(Dataset rows about figures)
--*--

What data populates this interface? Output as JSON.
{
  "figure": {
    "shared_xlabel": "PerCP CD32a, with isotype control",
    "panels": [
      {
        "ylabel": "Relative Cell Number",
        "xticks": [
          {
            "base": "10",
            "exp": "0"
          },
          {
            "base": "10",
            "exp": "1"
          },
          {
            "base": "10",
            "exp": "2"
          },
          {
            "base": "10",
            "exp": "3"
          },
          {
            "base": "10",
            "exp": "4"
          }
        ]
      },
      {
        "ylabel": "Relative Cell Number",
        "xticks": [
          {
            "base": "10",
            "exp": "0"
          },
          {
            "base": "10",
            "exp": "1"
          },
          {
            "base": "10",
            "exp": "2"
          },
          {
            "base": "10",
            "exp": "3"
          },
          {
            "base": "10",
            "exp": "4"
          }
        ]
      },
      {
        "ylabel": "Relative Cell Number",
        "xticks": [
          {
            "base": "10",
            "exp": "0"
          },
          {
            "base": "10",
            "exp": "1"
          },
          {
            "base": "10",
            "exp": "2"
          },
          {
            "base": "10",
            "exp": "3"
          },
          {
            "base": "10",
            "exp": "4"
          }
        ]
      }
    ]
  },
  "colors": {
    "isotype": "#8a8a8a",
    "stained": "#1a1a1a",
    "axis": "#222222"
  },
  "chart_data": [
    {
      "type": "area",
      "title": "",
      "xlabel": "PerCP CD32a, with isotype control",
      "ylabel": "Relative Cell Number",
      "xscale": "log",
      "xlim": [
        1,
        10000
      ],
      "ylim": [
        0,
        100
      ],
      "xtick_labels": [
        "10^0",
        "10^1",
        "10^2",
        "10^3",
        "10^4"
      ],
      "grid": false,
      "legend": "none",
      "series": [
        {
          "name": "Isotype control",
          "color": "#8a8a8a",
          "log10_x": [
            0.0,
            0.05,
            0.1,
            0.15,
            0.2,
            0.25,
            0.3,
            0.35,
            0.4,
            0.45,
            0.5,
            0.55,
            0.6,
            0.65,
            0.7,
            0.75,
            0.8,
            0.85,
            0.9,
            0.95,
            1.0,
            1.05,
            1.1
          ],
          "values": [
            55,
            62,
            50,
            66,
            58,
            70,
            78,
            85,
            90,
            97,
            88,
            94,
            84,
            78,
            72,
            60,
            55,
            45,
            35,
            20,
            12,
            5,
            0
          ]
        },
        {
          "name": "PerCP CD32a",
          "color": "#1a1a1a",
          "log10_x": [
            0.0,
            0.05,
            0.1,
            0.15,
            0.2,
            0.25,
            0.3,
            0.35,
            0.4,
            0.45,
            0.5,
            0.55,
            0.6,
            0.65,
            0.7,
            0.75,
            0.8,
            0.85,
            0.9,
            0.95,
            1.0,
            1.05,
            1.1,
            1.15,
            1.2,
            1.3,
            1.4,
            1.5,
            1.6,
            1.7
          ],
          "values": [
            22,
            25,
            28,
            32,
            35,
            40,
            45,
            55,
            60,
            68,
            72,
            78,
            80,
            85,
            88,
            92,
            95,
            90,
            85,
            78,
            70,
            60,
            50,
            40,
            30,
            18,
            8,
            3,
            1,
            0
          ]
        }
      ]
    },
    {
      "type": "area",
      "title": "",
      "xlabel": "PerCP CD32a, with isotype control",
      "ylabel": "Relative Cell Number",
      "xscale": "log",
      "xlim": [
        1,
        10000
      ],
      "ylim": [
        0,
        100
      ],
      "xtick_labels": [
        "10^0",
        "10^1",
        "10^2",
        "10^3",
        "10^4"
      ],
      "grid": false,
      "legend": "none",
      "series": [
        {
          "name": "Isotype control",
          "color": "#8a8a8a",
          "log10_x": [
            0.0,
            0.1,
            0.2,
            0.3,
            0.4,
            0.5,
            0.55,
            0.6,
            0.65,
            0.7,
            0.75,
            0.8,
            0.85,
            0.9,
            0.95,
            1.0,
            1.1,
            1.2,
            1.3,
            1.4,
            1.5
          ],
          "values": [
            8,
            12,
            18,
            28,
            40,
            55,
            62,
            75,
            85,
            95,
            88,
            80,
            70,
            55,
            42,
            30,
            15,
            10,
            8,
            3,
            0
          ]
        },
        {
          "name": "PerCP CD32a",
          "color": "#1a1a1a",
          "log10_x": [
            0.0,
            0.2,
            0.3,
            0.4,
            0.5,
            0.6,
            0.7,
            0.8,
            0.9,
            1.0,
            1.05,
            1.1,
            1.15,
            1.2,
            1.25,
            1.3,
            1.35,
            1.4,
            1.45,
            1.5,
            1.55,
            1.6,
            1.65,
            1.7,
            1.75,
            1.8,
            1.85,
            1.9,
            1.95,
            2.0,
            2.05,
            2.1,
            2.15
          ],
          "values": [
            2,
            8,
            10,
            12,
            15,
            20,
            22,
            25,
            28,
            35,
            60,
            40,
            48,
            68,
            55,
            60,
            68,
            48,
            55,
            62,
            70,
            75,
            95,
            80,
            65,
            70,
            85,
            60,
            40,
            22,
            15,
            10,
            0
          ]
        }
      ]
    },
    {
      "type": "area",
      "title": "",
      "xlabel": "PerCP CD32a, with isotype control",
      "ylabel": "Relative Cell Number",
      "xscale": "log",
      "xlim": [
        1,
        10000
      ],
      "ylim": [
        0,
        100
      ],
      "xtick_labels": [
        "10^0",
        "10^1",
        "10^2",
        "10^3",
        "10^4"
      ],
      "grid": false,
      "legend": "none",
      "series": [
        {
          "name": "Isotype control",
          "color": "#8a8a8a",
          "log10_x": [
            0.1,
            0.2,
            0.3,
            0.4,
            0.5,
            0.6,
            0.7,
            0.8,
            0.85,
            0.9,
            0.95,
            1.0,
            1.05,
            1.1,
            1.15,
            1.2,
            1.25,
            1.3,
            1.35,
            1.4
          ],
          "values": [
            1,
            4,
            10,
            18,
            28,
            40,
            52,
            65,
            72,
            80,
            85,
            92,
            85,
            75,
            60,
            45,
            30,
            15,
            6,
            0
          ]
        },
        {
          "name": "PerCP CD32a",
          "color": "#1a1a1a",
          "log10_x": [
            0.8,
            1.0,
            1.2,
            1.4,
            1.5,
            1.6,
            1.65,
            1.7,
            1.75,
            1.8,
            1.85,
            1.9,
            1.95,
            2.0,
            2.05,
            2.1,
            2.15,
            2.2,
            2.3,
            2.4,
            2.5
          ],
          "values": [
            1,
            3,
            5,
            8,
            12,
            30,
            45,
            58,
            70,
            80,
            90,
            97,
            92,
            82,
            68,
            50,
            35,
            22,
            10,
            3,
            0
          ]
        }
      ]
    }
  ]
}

--*--

TASK: Take the records above and return them exactly as written.

THE RESPONSE:
What data populates this interface? Output as JSON.
{
  "figure": {
    "shared_xlabel": "PerCP CD32a, with isotype control",
    "panels": [
      {
        "ylabel": "Relative Cell Number",
        "xticks": [
          {
            "base": "10",
            "exp": "0"
          },
          {
            "base": "10",
            "exp": "1"
          },
          {
            "base": "10",
            "exp": "2"
          },
          {
            "base": "10",
            "exp": "3"
          },
          {
            "base": "10",
            "exp": "4"
          }
        ]
      },
      {
        "ylabel": "Relative Cell Number",
        "xticks": [
          {
            "base": "10",
            "exp": "0"
          },
          {
            "base": "10",
            "exp": "1"
          },
          {
            "base": "10",
            "exp": "2"
          },
          {
            "base": "10",
            "exp": "3"
          },
          {
            "base": "10",
            "exp": "4"
          }
        ]
      },
      {
        "ylabel": "Relative Cell Number",
        "xticks": [
          {
            "base": "10",
            "exp": "0"
          },
          {
            "base": "10",
            "exp": "1"
          },
          {
            "base": "10",
            "exp": "2"
          },
          {
            "base": "10",
            "exp": "3"
          },
          {
            "base": "10",
            "exp": "4"
          }
        ]
      }
    ]
  },
  "colors": {
    "isotype": "#8a8a8a",
    "stained": "#1a1a1a",
    "axis": "#222222"
  },
  "chart_data": [
    {
      "type": "area",
      "title": "",
      "xlabel": "PerCP CD32a, with isotype control",
      "ylabel": "Relative Cell Number",
      "xscale": "log",
      "xlim": [
        1,
        10000
      ],
      "ylim": [
        0,
        100
      ],
      "xtick_labels": [
        "10^0",
        "10^1",
        "10^2",
        "10^3",
        "10^4"
      ],
      "grid": false,
      "legend": "none",
      "series": [
        {
          "name": "Isotype control",
          "color": "#8a8a8a",
          "log10_x": [
            0.0,
            0.05,
            0.1,
            0.15,
            0.2,
            0.25,
            0.3,
            0.35,
            0.4,
            0.45,
            0.5,
            0.55,
            0.6,
            0.65,
            0.7,
            0.75,
            0.8,
            0.85,
            0.9,
            0.95,
            1.0,
            1.05,
            1.1
          ],
          "values": [
            55,
            62,
            50,
            66,
            58,
            70,
            78,
            85,
            90,
            97,
            88,
            94,
            84,
            78,
            72,
            60,
            55,
            45,
            35,
            20,
            12,
            5,
            0
          ]
        },
        {
          "name": "PerCP CD32a",
          "color": "#1a1a1a",
          "log10_x": [
            0.0,
            0.05,
            0.1,
            0.15,
            0.2,
            0.25,
            0.3,
            0.35,
            0.4,
            0.45,
            0.5,
            0.55,
            0.6,
            0.65,
            0.7,
            0.75,
            0.8,
            0.85,
            0.9,
            0.95,
            1.0,
            1.05,
            1.1,
            1.15,
            1.2,
            1.3,
            1.4,
            1.5,
            1.6,
            1.7
          ],
          "values": [
            22,
            25,
            28,
            32,
            35,
            40,
            45,
            55,
            60,
            68,
            72,
            78,
            80,
            85,
            88,
            92,
            95,
            90,
            85,
            78,
            70,
            60,
            50,
            40,
            30,
            18,
            8,
            3,
            1,
            0
          ]
        }
      ]
    },
    {
      "type": "area",
      "title": "",
      "xlabel": "PerCP CD32a, with isotype control",
      "ylabel": "Relative Cell Number",
      "xscale": "log",
      "xlim": [
        1,
        10000
      ],
      "ylim": [
        0,
        100
      ],
      "xtick_labels": [
        "10^0",
        "10^1",
        "10^2",
        "10^3",
        "10^4"
      ],
      "grid": false,
      "legend": "none",
      "series": [
        {
          "name": "Isotype control",
          "color": "#8a8a8a",
          "log10_x": [
            0.0,
            0.1,
            0.2,
            0.3,
            0.4,
            0.5,
            0.55,
            0.6,
            0.65,
            0.7,
            0.75,
            0.8,
            0.85,
            0.9,
            0.95,
            1.0,
            1.1,
            1.2,
            1.3,
            1.4,
            1.5
          ],
          "values": [
            8,
            12,
            18,
            28,
            40,
            55,
            62,
            75,
            85,
            95,
            88,
            80,
            70,
            55,
            42,
            30,
            15,
            10,
            8,
            3,
            0
          ]
        },
        {
          "name": "PerCP CD32a",
          "color": "#1a1a1a",
          "log10_x": [
            0.0,
            0.2,
            0.3,
            0.4,
            0.5,
            0.6,
            0.7,
            0.8,
            0.9,
            1.0,
            1.05,
            1.1,
            1.15,
            1.2,
            1.25,
            1.3,
            1.35,
            1.4,
            1.45,
            1.5,
            1.55,
            1.6,
            1.65,
            1.7,
            1.75,
            1.8,
            1.85,
            1.9,
            1.95,
            2.0,
            2.05,
            2.1,
            2.15
          ],
          "values": [
            2,
            8,
            10,
            12,
            15,
            20,
            22,
            25,
            28,
            35,
            60,
            40,
            48,
            68,
            55,
            60,
            68,
            48,
            55,
            62,
            70,
            75,
            95,
            80,
            65,
            70,
            85,
            60,
            40,
            22,
            15,
            10,
            0
          ]
        }
      ]
    },
    {
      "type": "area",
      "title": "",
      "xlabel": "PerCP CD32a, with isotype control",
      "ylabel": "Relative Cell Number",
      "xscale": "log",
      "xlim": [
        1,
        10000
      ],
      "ylim": [
        0,
        100
      ],
      "xtick_labels": [
        "10^0",
        "10^1",
        "10^2",
        "10^3",
        "10^4"
      ],
      "grid": false,
      "legend": "none",
      "series": [
        {
          "name": "Isotype control",
          "color": "#8a8a8a",
          "log10_x": [
            0.1,
            0.2,
            0.3,
            0.4,
            0.5,
            0.6,
            0.7,
            0.8,
            0.85,
            0.9,
            0.95,
            1.0,
            1.05,
            1.1,
            1.15,
            1.2,
            1.25,
            1.3,
            1.35,
            1.4
          ],
          "values": [
            1,
            4,
            10,
            18,
            28,
            40,
            52,
            65,
            72,
            80,
            85,
            92,
            85,
            75,
            60,
            45,
            30,
            15,
            6,
            0
          ]
        },
        {
          "name": "PerCP CD32a",
          "color": "#1a1a1a",
          "log10_x": [
            0.8,
            1.0,
            1.2,
            1.4,
            1.5,
            1.6,
            1.65,
            1.7,
            1.75,
            1.8,
            1.85,
            1.9,
            1.95,
            2.0,
            2.05,
            2.1,
            2.15,
            2.2,
            2.3,
            2.4,
            2.5
          ],
          "values": [
            1,
            3,
            5,
            8,
            12,
            30,
            45,
            58,
            70,
            80,
            90,
            97,
            92,
            82,
            68,
            50,
            35,
            22,
            10,
            3,
            0
          ]
        }
      ]
    }
  ]
}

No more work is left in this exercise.